Тот привратник был, должно быть, одним из первых, обращавшихся ко мне “мистер Докинз” (и тем более “сэр”) – как к взрослому, что было непривычно. По-моему, студенты моего поколения отличались довольно неловкими попытками выглядеть взрослее, чем были. Студентам следующих поколений была свойственна скорее обратная склонность: неряшливо одеваться, напяливать капюшон или бейсболку, свободно висящий рюкзак и иногда даже еще свободнее висящие джинсы. Но мое поколение предпочитало носить твидовые пиджаки с кожаными вставками на локтях, элегантные жилеты, вельветовые брюки, шляпы трилби, усы и галстуки – иногда даже бабочки. Некоторые (я был не из их числа, несмотря на пример моего отца) придавали этому имиджу завершенность курением трубки. Быть может, подобным манерам способствовал тот факт, что многие из моих однокурсников были на два года старше меня: мои ровесники были чуть ли не первым послевоенным поколением, которое не призывали в армию. Те из нас, кто пришел в университет сразу после школы, в 1959 году были еще мальчишками, в то время как другие студенты, ходившие с нами на одни лекции, жившие с нами по соседству и обедавшие с нами в одной столовой, были уже мужчинами, отслужившими в армии. Возможно, это способствовало нашему стремлению поскорее повзрослеть, чтобы и нас принимали всерьез. Мы забросили Элвиса и слушали Баха или “Модерн Джаз Квартет”. Мы торжественно, с выражением читали друг другу стихи Китса, Одена и Марвелла. Подобные настроения тонко передал Цзян И в своей завораживающей книге “Молчаливый странник в Оксфорде”

§ **ЗАДАНИЯ**
A. Почему, согласно отрывку о студентах конца пятидесятых, многие однокурсники рассказчика были на два года старше?
B. Подхватите повествование отрывка о студентах конца пятидесятых и продолжите его после последней фразы.

§ **ПРЕДСТАВЛЕННЫЕ ДАННЫЕ**
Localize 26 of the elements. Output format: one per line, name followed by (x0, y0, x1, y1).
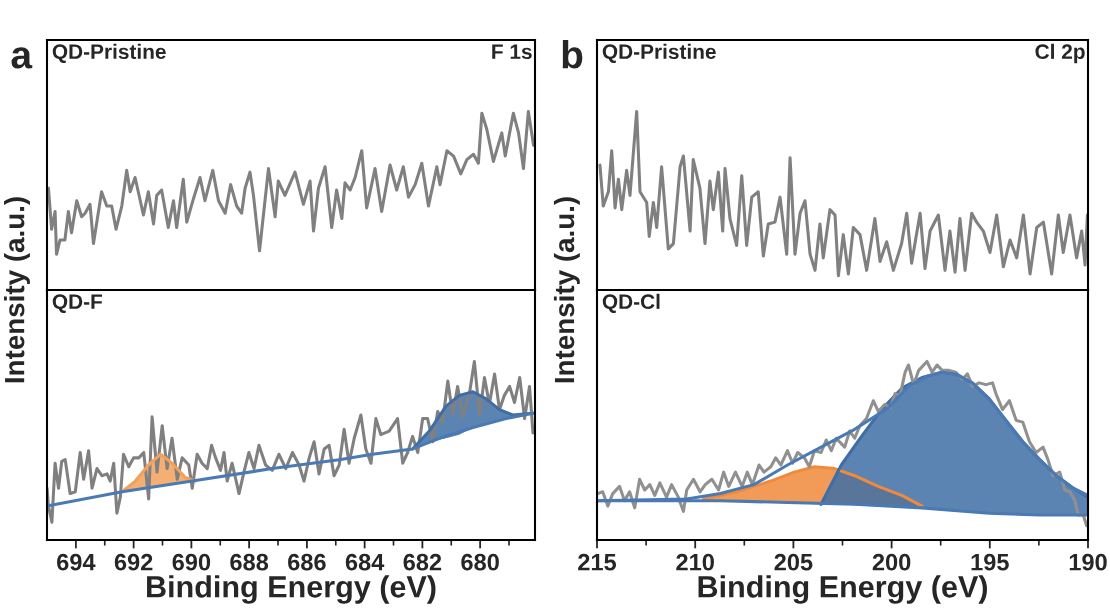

§ **ОТВЕТЫ К ЗАДАНИЯМ**
A. Они успели отслужить в армии, а ровесников рассказчика в армию уже не призывали.

B.
[82], относящейся к немного более ранней эпохе, где он с китайским изяществом описывает, как два первокурсника бегут вверх по лестнице у себя в колледже, перепрыгивая через ступеньки. Здесь автор с бесподобной проницательностью подмечает: “Я понял, что они первокурсники, потому что услышал, как один из них говорит другому: «Ты много читал Шелли?»”
Представлению о том, что армия делает из мальчишки мужчину, посвящена одна прелестная история. Ее герой – Морис Баура, легендарный директор Уодхэм-колледжа (о нем ходит столько анекдотов, что всех не пересказать, но этот особенно мил). Сразу после войны Баура проводил собеседование с неким поступавшим в колледж молодым человеком.
– Сэр, я должен признаться, что, пока был на войне, совсем забыл латынь. Я ни за что не сдам вступительный по латинскому.
– О, не беспокойтесь об этом, дорогой мой, война зачтется за латынь, война зачтется за латынь.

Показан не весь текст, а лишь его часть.